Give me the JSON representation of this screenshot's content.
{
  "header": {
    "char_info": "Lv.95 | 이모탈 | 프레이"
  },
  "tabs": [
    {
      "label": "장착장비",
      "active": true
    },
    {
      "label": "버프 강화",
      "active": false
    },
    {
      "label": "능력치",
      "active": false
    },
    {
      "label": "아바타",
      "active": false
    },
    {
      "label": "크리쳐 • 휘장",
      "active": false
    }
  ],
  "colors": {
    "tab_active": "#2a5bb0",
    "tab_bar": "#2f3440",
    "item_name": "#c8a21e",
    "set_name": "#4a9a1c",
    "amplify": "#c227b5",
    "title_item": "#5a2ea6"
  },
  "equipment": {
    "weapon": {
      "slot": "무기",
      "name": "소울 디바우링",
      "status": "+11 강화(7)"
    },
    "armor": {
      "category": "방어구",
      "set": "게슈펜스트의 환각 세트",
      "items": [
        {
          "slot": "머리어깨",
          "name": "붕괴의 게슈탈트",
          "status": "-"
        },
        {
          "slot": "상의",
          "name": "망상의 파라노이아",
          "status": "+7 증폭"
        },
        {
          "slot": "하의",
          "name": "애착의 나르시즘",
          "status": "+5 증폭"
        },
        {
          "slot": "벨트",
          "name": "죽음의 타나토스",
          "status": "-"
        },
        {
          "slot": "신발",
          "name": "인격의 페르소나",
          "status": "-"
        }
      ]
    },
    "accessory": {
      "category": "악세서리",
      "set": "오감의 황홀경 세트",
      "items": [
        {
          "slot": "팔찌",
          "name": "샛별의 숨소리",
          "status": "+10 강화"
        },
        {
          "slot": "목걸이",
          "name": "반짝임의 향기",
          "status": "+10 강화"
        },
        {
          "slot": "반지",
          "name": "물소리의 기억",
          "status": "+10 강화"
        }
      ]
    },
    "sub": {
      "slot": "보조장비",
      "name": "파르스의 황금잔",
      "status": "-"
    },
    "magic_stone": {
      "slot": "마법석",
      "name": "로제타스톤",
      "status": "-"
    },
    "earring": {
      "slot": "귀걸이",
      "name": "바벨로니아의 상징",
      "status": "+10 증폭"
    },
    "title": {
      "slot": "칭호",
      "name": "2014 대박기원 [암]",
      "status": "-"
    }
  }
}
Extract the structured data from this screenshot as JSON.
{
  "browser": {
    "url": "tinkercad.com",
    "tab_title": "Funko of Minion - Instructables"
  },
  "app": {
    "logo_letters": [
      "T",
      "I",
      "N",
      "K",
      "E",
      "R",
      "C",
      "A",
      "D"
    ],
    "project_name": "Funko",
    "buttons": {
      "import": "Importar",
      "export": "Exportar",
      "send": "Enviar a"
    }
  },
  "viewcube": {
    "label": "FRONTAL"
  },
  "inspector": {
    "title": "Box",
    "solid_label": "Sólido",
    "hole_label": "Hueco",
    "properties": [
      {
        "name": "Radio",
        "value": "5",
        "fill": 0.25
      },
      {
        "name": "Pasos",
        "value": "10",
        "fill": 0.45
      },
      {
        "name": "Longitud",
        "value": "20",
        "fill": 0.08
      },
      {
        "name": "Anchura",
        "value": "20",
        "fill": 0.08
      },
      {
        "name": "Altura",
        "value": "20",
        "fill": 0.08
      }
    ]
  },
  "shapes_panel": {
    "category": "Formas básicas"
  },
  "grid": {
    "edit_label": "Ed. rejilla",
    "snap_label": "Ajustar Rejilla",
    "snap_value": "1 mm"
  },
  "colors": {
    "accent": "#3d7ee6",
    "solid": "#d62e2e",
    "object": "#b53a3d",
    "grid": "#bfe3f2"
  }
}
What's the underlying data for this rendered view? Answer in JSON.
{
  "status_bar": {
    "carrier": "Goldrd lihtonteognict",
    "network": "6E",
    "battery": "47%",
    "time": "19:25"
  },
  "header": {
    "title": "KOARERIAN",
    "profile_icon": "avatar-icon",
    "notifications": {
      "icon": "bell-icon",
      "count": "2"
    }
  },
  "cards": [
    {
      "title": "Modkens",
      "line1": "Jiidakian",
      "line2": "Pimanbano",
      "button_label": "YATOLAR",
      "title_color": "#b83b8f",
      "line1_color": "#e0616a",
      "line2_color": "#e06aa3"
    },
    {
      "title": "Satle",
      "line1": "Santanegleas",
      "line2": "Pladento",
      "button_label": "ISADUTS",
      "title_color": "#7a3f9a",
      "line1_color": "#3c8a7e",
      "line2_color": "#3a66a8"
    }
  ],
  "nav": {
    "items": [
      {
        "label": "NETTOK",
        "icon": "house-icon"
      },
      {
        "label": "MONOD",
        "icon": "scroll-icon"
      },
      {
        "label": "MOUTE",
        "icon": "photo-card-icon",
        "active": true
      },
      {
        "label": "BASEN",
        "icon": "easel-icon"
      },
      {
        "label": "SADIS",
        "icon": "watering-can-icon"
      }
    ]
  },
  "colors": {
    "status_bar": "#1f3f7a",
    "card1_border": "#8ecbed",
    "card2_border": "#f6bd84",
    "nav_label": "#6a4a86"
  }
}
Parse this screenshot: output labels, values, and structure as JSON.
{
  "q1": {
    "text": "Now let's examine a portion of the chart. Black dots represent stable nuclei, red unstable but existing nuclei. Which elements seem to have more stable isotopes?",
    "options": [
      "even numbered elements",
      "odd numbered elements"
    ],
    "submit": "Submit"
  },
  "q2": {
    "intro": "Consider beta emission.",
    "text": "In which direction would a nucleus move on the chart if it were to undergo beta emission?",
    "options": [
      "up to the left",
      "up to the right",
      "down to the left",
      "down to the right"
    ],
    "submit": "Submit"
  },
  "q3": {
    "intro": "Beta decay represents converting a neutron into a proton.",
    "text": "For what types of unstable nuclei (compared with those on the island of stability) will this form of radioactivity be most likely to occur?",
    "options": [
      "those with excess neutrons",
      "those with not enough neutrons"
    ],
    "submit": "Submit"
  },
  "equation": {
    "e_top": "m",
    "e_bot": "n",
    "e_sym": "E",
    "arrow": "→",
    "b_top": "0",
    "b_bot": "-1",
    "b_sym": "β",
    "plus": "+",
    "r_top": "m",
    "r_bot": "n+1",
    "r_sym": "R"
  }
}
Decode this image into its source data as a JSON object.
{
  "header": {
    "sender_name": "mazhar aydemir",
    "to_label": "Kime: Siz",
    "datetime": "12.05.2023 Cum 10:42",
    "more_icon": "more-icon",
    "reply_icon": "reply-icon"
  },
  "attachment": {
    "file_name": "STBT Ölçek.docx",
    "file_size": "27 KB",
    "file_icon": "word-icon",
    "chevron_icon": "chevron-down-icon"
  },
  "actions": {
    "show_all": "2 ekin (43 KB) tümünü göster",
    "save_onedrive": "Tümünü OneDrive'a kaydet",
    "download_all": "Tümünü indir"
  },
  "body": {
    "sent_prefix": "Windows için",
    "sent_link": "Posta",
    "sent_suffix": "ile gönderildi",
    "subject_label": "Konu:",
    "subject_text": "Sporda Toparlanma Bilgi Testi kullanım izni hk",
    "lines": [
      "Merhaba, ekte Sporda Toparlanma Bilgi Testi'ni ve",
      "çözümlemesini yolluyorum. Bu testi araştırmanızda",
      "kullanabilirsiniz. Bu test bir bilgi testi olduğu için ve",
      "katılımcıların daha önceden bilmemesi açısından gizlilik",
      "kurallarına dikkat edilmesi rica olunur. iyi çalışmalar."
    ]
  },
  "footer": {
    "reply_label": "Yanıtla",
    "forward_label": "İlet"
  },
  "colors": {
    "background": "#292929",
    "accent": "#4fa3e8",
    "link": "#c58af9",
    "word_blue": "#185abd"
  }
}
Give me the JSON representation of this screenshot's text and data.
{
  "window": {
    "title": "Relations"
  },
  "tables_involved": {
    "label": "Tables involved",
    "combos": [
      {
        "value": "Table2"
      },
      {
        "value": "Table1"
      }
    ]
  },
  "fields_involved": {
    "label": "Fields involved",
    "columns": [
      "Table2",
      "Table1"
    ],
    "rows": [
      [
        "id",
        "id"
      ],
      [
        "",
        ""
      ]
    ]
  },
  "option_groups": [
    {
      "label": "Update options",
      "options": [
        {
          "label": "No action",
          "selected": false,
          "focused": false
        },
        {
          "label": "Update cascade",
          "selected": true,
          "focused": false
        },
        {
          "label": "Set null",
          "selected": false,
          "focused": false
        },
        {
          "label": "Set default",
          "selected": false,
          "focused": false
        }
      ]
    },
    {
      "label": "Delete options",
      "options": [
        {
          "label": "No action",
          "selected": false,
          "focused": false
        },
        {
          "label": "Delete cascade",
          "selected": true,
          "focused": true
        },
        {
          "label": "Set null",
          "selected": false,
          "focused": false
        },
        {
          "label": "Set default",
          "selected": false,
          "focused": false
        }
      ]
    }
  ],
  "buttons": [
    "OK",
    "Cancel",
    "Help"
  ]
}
*****
• _Set exercise_
Gather each line in the data that holds the string "screenshot".

• _Task output_
Give me the JSON representation of this screenshot's content.
Extract the structured data from this screenshot as JSON.
Parse this screenshot: output labels, values, and structure as JSON.
Give me the JSON representation of this screenshot's text and data.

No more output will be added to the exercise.